■ Exercise description:
Transcription, pictures excluded: write out the data below exactly.

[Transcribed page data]

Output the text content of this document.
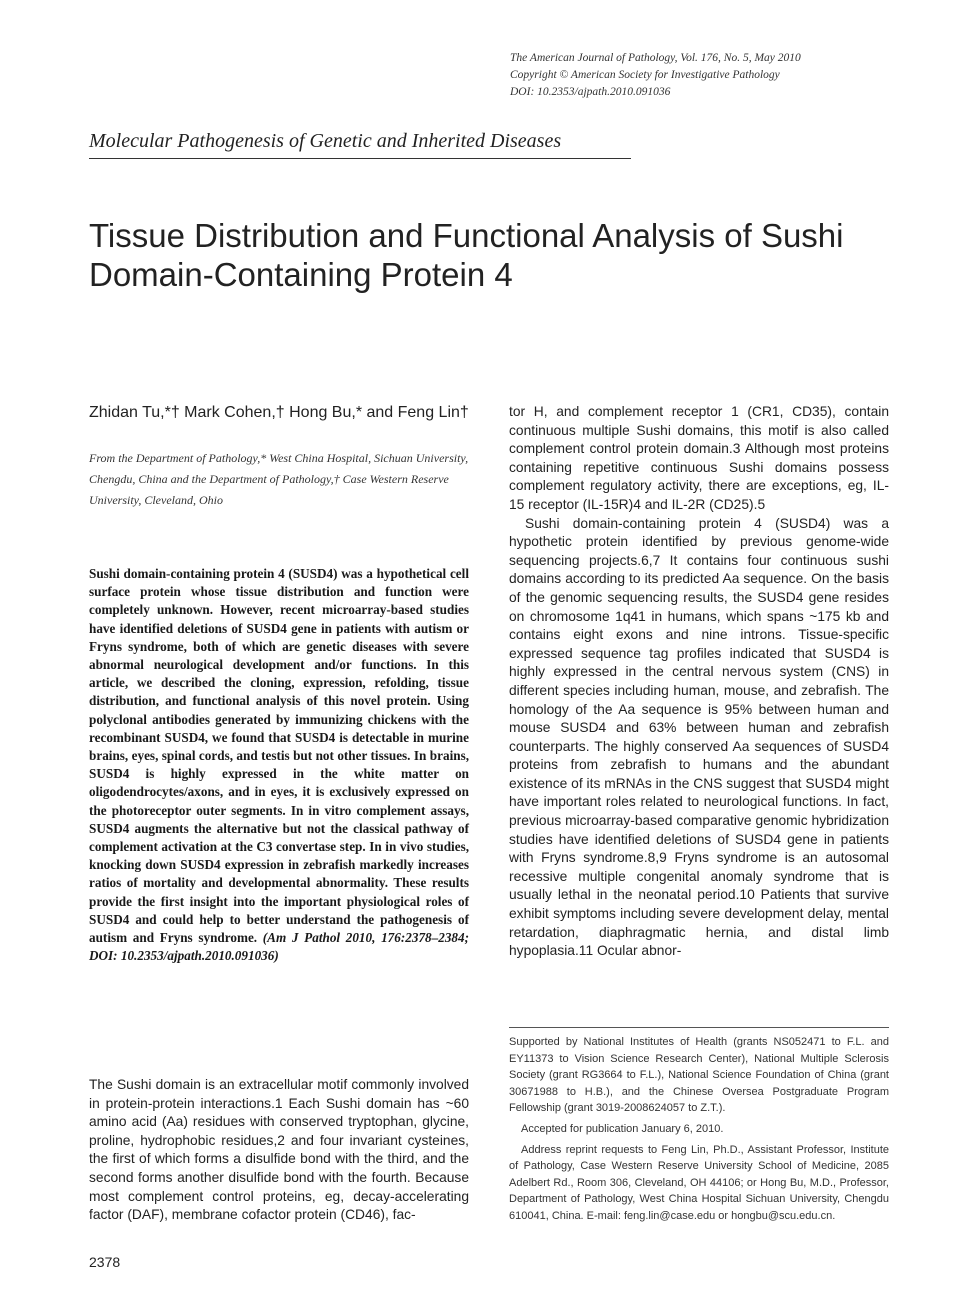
The American Journal of Pathology, Vol. 176, No. 5, May 2010
Copyright © American Society for Investigative Pathology
DOI: 10.2353/ajpath.2010.091036
Molecular Pathogenesis of Genetic and Inherited Diseases
Tissue Distribution and Functional Analysis of Sushi Domain-Containing Protein 4
Zhidan Tu,*† Mark Cohen,† Hong Bu,* and Feng Lin†
From the Department of Pathology,* West China Hospital, Sichuan University, Chengdu, China and the Department of Pathology,† Case Western Reserve University, Cleveland, Ohio
Sushi domain-containing protein 4 (SUSD4) was a hypothetical cell surface protein whose tissue distribution and function were completely unknown. However, recent microarray-based studies have identified deletions of SUSD4 gene in patients with autism or Fryns syndrome, both of which are genetic diseases with severe abnormal neurological development and/or functions. In this article, we described the cloning, expression, refolding, tissue distribution, and functional analysis of this novel protein. Using polyclonal antibodies generated by immunizing chickens with the recombinant SUSD4, we found that SUSD4 is detectable in murine brains, eyes, spinal cords, and testis but not other tissues. In brains, SUSD4 is highly expressed in the white matter on oligodendrocytes/axons, and in eyes, it is exclusively expressed on the photoreceptor outer segments. In in vitro complement assays, SUSD4 augments the alternative but not the classical pathway of complement activation at the C3 convertase step. In in vivo studies, knocking down SUSD4 expression in zebrafish markedly increases ratios of mortality and developmental abnormality. These results provide the first insight into the important physiological roles of SUSD4 and could help to better understand the pathogenesis of autism and Fryns syndrome. (Am J Pathol 2010, 176:2378–2384; DOI: 10.2353/ajpath.2010.091036)

The Sushi domain is an extracellular motif commonly involved in protein-protein interactions.1 Each Sushi domain has ~60 amino acid (Aa) residues with conserved tryptophan, glycine, proline, hydrophobic residues,2 and four invariant cysteines, the first of which forms a disulfide bond with the third, and the second forms another disulfide bond with the fourth. Because most complement control proteins, eg, decay-accelerating factor (DAF), membrane cofactor protein (CD46), fac-

tor H, and complement receptor 1 (CR1, CD35), contain continuous multiple Sushi domains, this motif is also called complement control protein domain.3 Although most proteins containing repetitive continuous Sushi domains possess complement regulatory activity, there are exceptions, eg, IL-15 receptor (IL-15R)4 and IL-2R (CD25).5

Sushi domain-containing protein 4 (SUSD4) was a hypothetic protein identified by previous genome-wide sequencing projects.6,7 It contains four continuous sushi domains according to its predicted Aa sequence. On the basis of the genomic sequencing results, the SUSD4 gene resides on chromosome 1q41 in humans, which spans ~175 kb and contains eight exons and nine introns. Tissue-specific expressed sequence tag profiles indicated that SUSD4 is highly expressed in the central nervous system (CNS) in different species including human, mouse, and zebrafish. The homology of the Aa sequence is 95% between human and mouse SUSD4 and 63% between human and zebrafish counterparts. The highly conserved Aa sequences of SUSD4 proteins from zebrafish to humans and the abundant existence of its mRNAs in the CNS suggest that SUSD4 might have important roles related to neurological functions. In fact, previous microarray-based comparative genomic hybridization studies have identified deletions of SUSD4 gene in patients with Fryns syndrome.8,9 Fryns syndrome is an autosomal recessive multiple congenital anomaly syndrome that is usually lethal in the neonatal period.10 Patients that survive exhibit symptoms including severe development delay, mental retardation, diaphragmatic hernia, and distal limb hypoplasia.11 Ocular abnor-

Supported by National Institutes of Health (grants NS052471 to F.L. and EY11373 to Vision Science Research Center), National Multiple Sclerosis Society (grant RG3664 to F.L.), National Science Foundation of China (grant 30671988 to H.B.), and the Chinese Oversea Postgraduate Program Fellowship (grant 3019-2008624057 to Z.T.).

Accepted for publication January 6, 2010.

Address reprint requests to Feng Lin, Ph.D., Assistant Professor, Institute of Pathology, Case Western Reserve University School of Medicine, 2085 Adelbert Rd., Room 306, Cleveland, OH 44106; or Hong Bu, M.D., Professor, Department of Pathology, West China Hospital Sichuan University, Chengdu 610041, China. E-mail: feng.lin@case.edu or hongbu@scu.edu.cn.

2378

■ Task answer:
Output the text content of this document.
The American Journal of Pathology, Vol. 176, No. 5, May 2010
Copyright © American Society for Investigative Pathology
DOI: 10.2353/ajpath.2010.091036
Molecular Pathogenesis of Genetic and Inherited Diseases
Tissue Distribution and Functional Analysis of Sushi Domain-Containing Protein 4
Zhidan Tu,*† Mark Cohen,† Hong Bu,* and Feng Lin†
From the Department of Pathology,* West China Hospital, Sichuan University, Chengdu, China and the Department of Pathology,† Case Western Reserve University, Cleveland, Ohio
Sushi domain-containing protein 4 (SUSD4) was a hypothetical cell surface protein whose tissue distribution and function were completely unknown. However, recent microarray-based studies have identified deletions of SUSD4 gene in patients with autism or Fryns syndrome, both of which are genetic diseases with severe abnormal neurological development and/or functions. In this article, we described the cloning, expression, refolding, tissue distribution, and functional analysis of this novel protein. Using polyclonal antibodies generated by immunizing chickens with the recombinant SUSD4, we found that SUSD4 is detectable in murine brains, eyes, spinal cords, and testis but not other tissues. In brains, SUSD4 is highly expressed in the white matter on oligodendrocytes/axons, and in eyes, it is exclusively expressed on the photoreceptor outer segments. In in vitro complement assays, SUSD4 augments the alternative but not the classical pathway of complement activation at the C3 convertase step. In in vivo studies, knocking down SUSD4 expression in zebrafish markedly increases ratios of mortality and developmental abnormality. These results provide the first insight into the important physiological roles of SUSD4 and could help to better understand the pathogenesis of autism and Fryns syndrome. (Am J Pathol 2010, 176:2378–2384; DOI: 10.2353/ajpath.2010.091036)

The Sushi domain is an extracellular motif commonly involved in protein-protein interactions.1 Each Sushi domain has ~60 amino acid (Aa) residues with conserved tryptophan, glycine, proline, hydrophobic residues,2 and four invariant cysteines, the first of which forms a disulfide bond with the third, and the second forms another disulfide bond with the fourth. Because most complement control proteins, eg, decay-accelerating factor (DAF), membrane cofactor protein (CD46), fac-

tor H, and complement receptor 1 (CR1, CD35), contain continuous multiple Sushi domains, this motif is also called complement control protein domain.3 Although most proteins containing repetitive continuous Sushi domains possess complement regulatory activity, there are exceptions, eg, IL-15 receptor (IL-15R)4 and IL-2R (CD25).5

Sushi domain-containing protein 4 (SUSD4) was a hypothetic protein identified by previous genome-wide sequencing projects.6,7 It contains four continuous sushi domains according to its predicted Aa sequence. On the basis of the genomic sequencing results, the SUSD4 gene resides on chromosome 1q41 in humans, which spans ~175 kb and contains eight exons and nine introns. Tissue-specific expressed sequence tag profiles indicated that SUSD4 is highly expressed in the central nervous system (CNS) in different species including human, mouse, and zebrafish. The homology of the Aa sequence is 95% between human and mouse SUSD4 and 63% between human and zebrafish counterparts. The highly conserved Aa sequences of SUSD4 proteins from zebrafish to humans and the abundant existence of its mRNAs in the CNS suggest that SUSD4 might have important roles related to neurological functions. In fact, previous microarray-based comparative genomic hybridization studies have identified deletions of SUSD4 gene in patients with Fryns syndrome.8,9 Fryns syndrome is an autosomal recessive multiple congenital anomaly syndrome that is usually lethal in the neonatal period.10 Patients that survive exhibit symptoms including severe development delay, mental retardation, diaphragmatic hernia, and distal limb hypoplasia.11 Ocular abnor-

Supported by National Institutes of Health (grants NS052471 to F.L. and EY11373 to Vision Science Research Center), National Multiple Sclerosis Society (grant RG3664 to F.L.), National Science Foundation of China (grant 30671988 to H.B.), and the Chinese Oversea Postgraduate Program Fellowship (grant 3019-2008624057 to Z.T.).

Accepted for publication January 6, 2010.

Address reprint requests to Feng Lin, Ph.D., Assistant Professor, Institute of Pathology, Case Western Reserve University School of Medicine, 2085 Adelbert Rd., Room 306, Cleveland, OH 44106; or Hong Bu, M.D., Professor, Department of Pathology, West China Hospital Sichuan University, Chengdu 610041, China. E-mail: feng.lin@case.edu or hongbu@scu.edu.cn.

2378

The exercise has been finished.